TEKS PILIHAN »
************

KONTEKS.CO.ID – Majalah legendaris Life Magazine edisi 25 Januari 1937 memajang foto seorang putri bangsawan dari Hindia Belanda. Dia adalah putri dari Kanjeng Gusti Pangeran Adipati Arya Mangkunegara VII dan Gusti Kanjeng Ratu Timur.
Nama lengkap sang putri adalah Gusti Raden Ayu Siti Nurul Kamaril Ngasarati Kusumawardhani atau biasa dipanggil Gusti Nurul. Ia lahir di Surakarta pada 17 September 1921.
Daftar Isi:
- Kembang Mangkunegara yang Multitalenta
- Tolak Pinangan Pembesar Beristri
- Dua Pemuja Rahasia Sang Putri
- Letkol yang Beruntung
- Hari Patah Hati Nasional Pertama
Di majalah itu, foto sang putri tampak tengah menari dengan gemulai. Saat itu usianya baru 15 tahun.
Sang Putri menari disaksikan oleh Ratu Belanda Wilhelmina beserta para raja dan ratu dari berbagai negara.
Gusti Nurul ikut pementasan tari di Belanda sebagai kado untuk pernikahan Putri Juliana dengan Pangeran Bernhard.

************

Data tata letak spasial:
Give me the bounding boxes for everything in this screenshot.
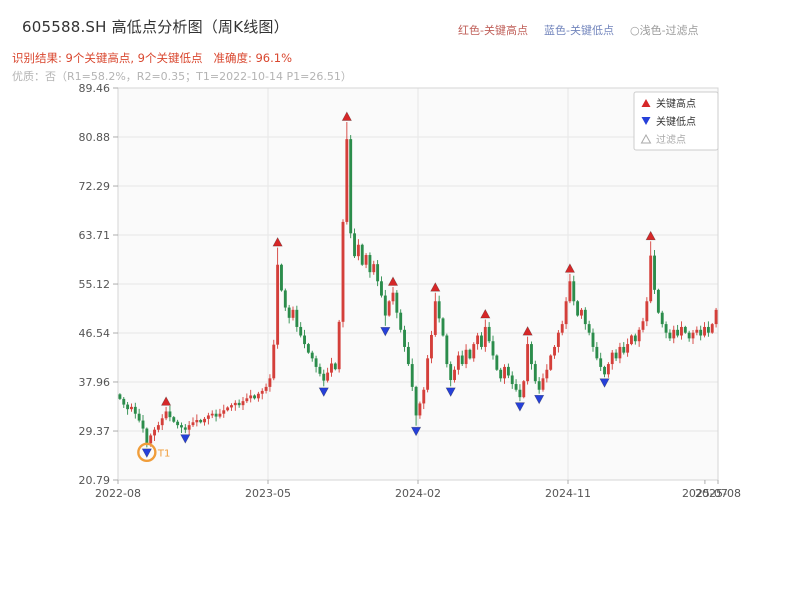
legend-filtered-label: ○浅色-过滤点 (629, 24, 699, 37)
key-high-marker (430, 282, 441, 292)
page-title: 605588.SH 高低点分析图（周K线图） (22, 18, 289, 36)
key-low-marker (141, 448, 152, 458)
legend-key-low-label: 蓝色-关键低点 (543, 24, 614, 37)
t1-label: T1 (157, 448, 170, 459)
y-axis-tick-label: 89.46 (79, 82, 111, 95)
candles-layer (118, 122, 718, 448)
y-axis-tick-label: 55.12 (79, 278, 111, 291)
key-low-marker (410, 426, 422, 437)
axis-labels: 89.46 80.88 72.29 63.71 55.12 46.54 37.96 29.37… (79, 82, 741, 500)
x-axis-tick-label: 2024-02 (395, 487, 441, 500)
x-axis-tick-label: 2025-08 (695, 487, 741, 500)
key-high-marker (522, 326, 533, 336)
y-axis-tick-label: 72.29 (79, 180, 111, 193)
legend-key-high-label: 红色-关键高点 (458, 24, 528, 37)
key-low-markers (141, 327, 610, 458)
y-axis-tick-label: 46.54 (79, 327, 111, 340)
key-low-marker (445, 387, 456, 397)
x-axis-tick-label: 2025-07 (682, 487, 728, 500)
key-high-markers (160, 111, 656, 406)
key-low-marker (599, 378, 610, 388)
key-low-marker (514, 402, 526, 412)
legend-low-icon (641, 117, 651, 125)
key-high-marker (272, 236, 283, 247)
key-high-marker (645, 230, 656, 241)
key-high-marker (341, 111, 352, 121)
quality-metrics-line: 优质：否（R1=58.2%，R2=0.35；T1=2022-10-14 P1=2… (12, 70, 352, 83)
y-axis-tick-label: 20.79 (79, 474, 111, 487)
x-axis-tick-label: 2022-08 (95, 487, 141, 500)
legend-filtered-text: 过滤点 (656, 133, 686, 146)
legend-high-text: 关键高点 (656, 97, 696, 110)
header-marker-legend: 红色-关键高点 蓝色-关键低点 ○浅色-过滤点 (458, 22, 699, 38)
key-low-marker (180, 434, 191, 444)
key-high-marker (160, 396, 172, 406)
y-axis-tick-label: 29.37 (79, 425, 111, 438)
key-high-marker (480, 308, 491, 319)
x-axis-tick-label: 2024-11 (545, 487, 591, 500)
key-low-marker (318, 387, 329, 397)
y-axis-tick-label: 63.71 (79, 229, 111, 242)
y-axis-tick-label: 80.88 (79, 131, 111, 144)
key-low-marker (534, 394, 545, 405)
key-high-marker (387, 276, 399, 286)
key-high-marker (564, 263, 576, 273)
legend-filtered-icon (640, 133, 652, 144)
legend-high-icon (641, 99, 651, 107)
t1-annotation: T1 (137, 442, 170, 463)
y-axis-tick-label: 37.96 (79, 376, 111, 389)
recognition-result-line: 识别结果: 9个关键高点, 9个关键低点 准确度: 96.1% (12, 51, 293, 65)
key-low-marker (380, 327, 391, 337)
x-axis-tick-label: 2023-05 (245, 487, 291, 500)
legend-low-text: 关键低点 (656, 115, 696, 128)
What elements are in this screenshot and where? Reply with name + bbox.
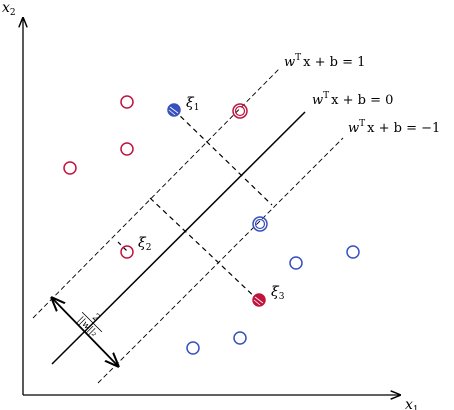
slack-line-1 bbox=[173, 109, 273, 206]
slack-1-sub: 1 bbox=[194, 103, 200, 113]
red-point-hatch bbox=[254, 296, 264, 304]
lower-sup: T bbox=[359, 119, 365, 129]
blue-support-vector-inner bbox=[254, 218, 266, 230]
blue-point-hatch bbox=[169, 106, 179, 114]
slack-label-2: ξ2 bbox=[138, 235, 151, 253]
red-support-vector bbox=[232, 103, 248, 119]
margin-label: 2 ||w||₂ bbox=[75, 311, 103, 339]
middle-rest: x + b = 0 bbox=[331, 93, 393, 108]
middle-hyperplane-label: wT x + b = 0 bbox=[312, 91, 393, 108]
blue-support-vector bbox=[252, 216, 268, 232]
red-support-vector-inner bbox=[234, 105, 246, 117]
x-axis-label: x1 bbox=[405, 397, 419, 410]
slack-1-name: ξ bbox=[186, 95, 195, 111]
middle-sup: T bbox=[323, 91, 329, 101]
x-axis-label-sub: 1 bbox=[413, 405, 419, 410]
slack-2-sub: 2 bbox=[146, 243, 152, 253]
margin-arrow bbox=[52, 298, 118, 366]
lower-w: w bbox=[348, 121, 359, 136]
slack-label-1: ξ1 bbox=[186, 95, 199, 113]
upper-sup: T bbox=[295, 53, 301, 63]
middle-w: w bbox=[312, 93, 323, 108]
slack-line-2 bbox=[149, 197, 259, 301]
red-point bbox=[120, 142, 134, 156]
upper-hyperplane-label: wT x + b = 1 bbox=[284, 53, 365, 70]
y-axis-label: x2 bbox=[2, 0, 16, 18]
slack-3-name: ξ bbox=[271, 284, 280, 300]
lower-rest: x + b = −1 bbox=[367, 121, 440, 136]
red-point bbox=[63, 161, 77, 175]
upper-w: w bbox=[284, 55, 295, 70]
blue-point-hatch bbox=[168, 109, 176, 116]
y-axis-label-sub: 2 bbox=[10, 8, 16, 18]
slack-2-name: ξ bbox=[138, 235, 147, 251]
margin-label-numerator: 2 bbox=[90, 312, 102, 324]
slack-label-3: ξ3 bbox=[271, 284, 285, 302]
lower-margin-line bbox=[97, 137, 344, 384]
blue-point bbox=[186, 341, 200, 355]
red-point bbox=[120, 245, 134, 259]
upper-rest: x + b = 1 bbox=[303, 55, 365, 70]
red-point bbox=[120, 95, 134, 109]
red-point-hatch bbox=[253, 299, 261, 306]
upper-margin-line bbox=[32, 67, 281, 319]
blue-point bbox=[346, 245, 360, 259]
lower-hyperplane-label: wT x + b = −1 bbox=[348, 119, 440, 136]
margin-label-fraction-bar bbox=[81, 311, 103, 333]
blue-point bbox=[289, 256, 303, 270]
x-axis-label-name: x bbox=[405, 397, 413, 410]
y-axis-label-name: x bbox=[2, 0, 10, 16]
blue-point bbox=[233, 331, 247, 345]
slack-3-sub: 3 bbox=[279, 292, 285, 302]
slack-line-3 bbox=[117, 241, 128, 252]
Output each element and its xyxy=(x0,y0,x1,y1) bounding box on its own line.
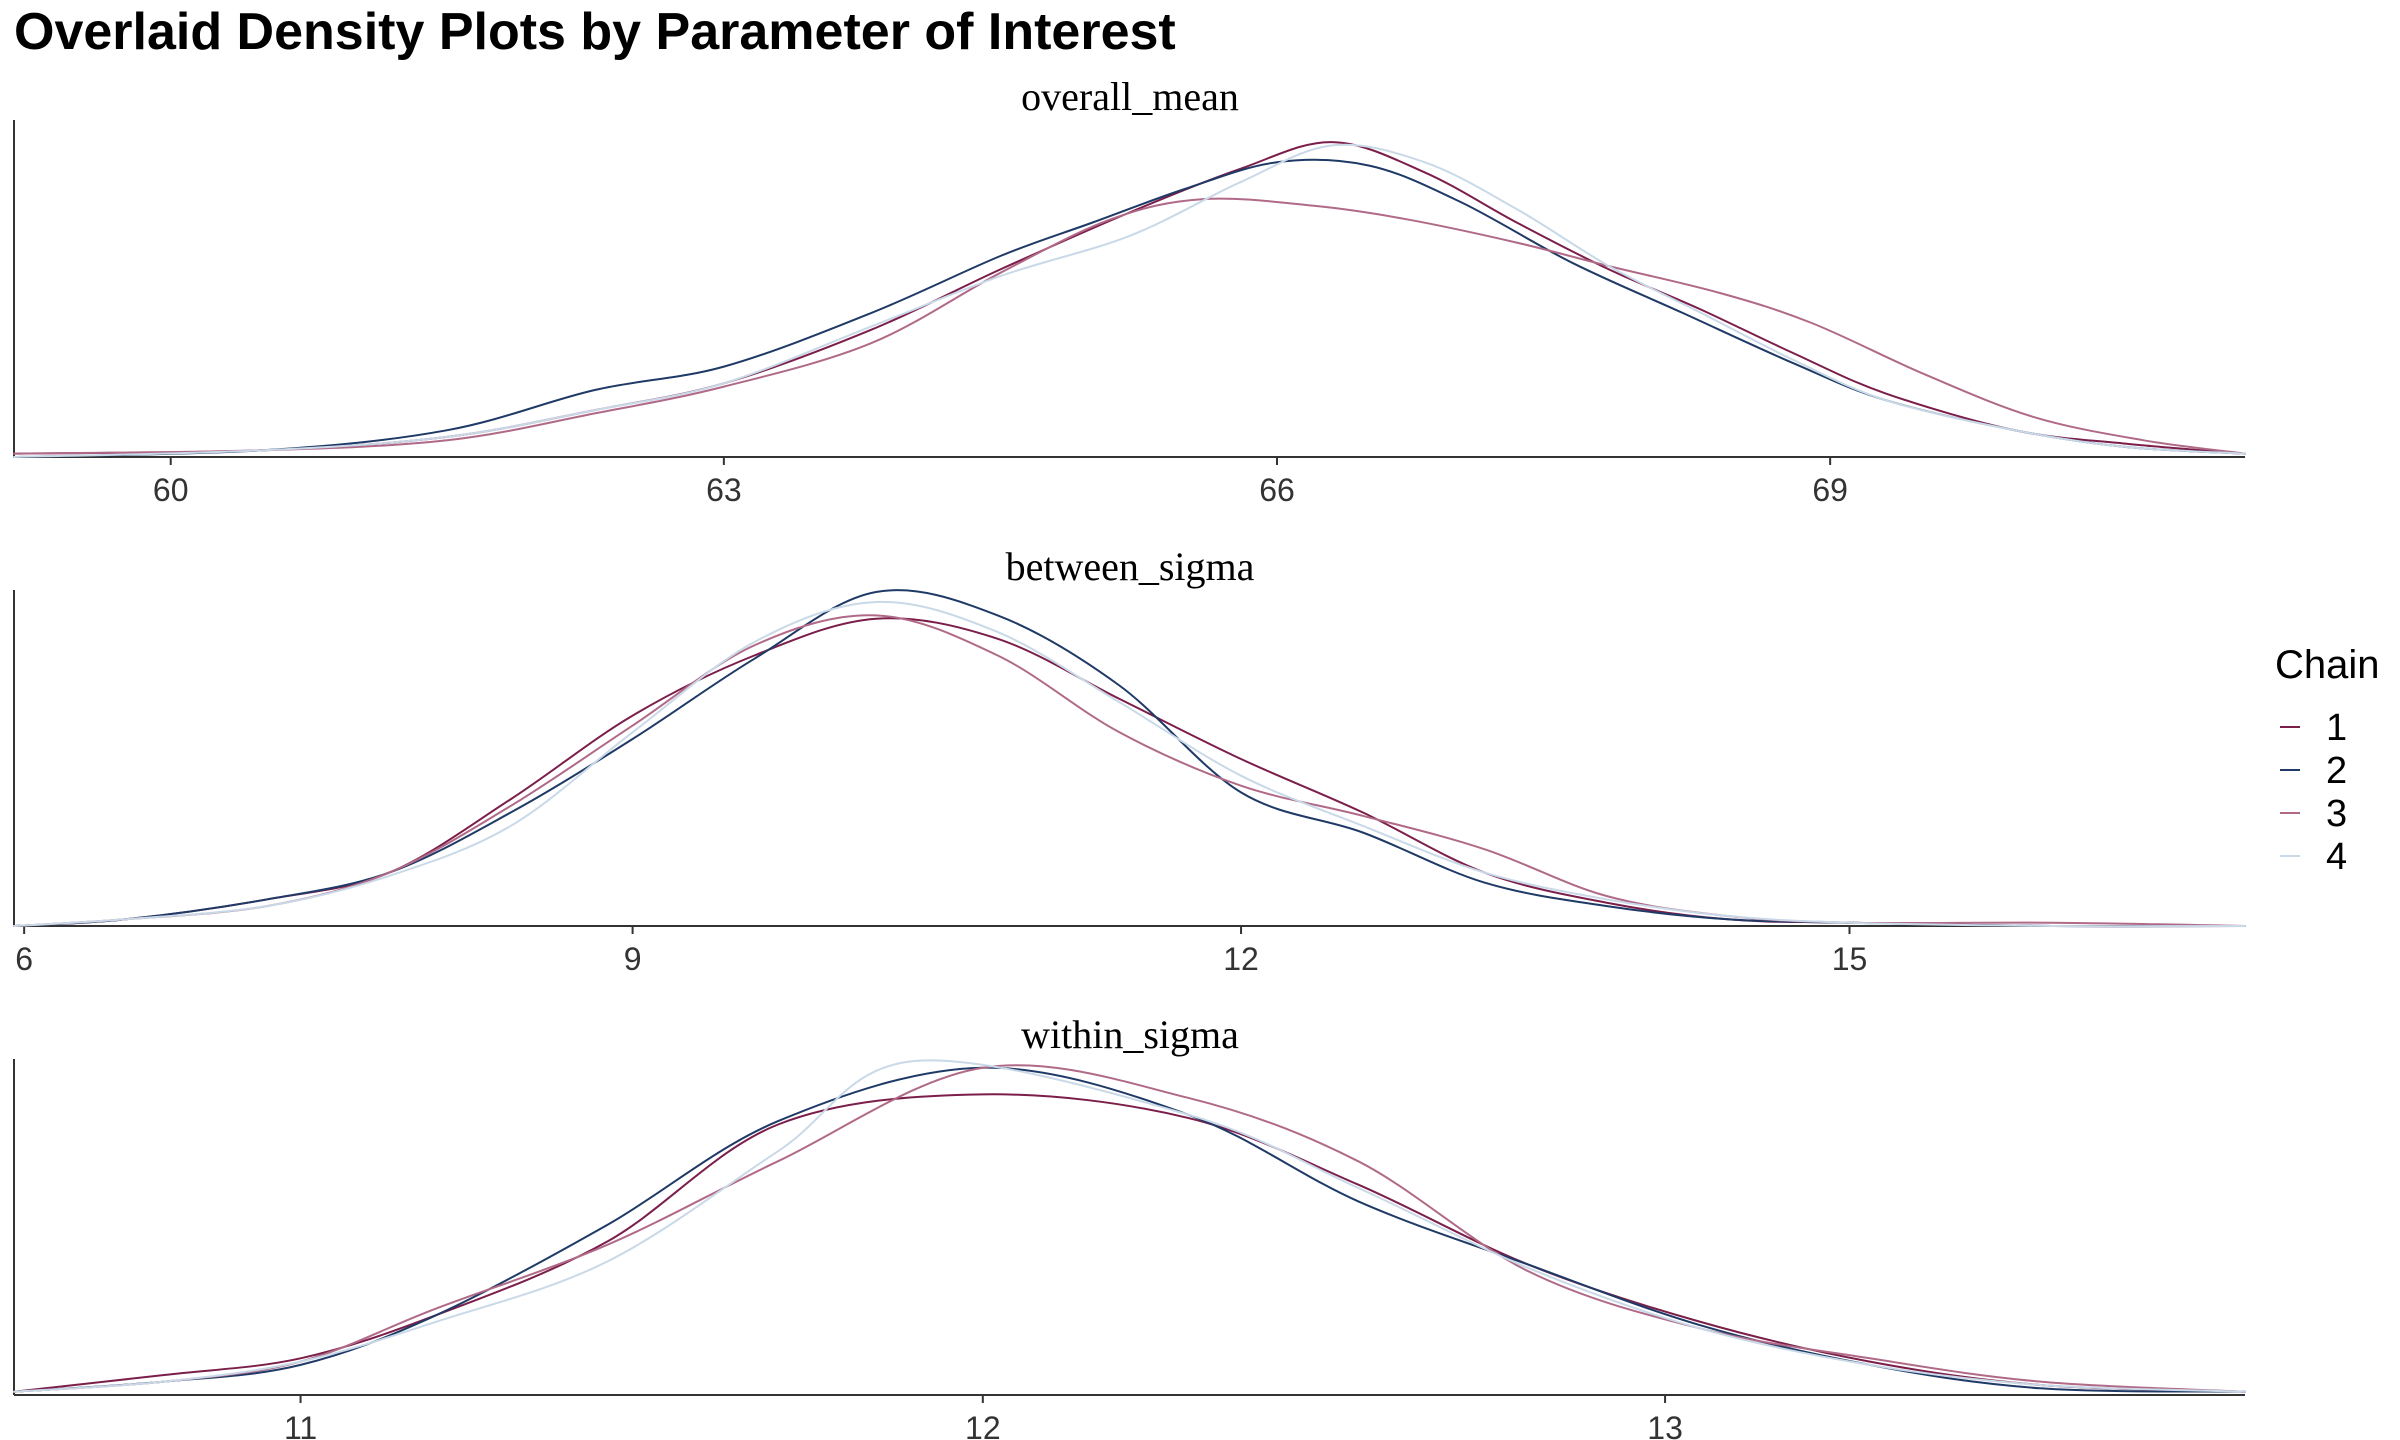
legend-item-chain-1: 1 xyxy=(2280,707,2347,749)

************

LATIHAN » Silakan tulis lanjutan teks tentang Gusti Nurul, mulai setelah kalimat terakhirnya. Data di atas tidak diperlukan.

JAWABAN TERTULIS »
Gusti Nurul bersama ayah dan ibunya memang mendapat undangan khusus ke Belanda oleh Ratu Wilhelmina. Ratu Belanda mengundang mereka hadir di acara pernikahan kenegaraan.
Sebagai kado dari Mangkunegara untuk Putri Juliana dan suami, Gusti Nurul menari dengan diiringi musik gamelan yang dimainkan langsung dari Istana Mangkunegara, Solo.
Musik gamelan tersebut disiarkan langsung melalui radio di Solo. Di saat bersamaan, di Istana Mangkunegara adik Gusti Nurul ikut menari sebagai pedoman bagi para pemain gamelan agar seirama dengan gerakan Gusti Nurul yang sedang menari nun jauh di Belanda.
Pementasan tari Gusti Nurul itu kemudian ramai menjadi warta di surat kabar Belanda. Berbagai media mengulas “sebuah seni tari dari Timur Jauh dibawakan dengan sangat elok oleh seorang putri raja” telah memukau mata banyak orang Eropa pada saat itu.
Kembang Mangkunegara yang Multitalenta
Nama Gusti Nurul kemudian melejit dan dikenal luas seantero Hindia Belanda. Kepandaiannya dalam lenggok tari, pun paras wajahnya yang sangat cantik membuat banyak pria kesengsem.
Tak hanya pandai menari, gadis cantik ini juga punya kegemaran berkuda.
Setiap sore saat Sang Putri sedang latihan berkuda, banyak lelaki yang berkerumun. Mata para lelaki itu tak berkedip melihat Gusti Nurul yang sedang berkuda.
Gusti Nurul memang multitalenta. Selain pintar menari dan jago berkuda, Kembang Mangkunegara ini juga menonjol dalam kemampuan sastra.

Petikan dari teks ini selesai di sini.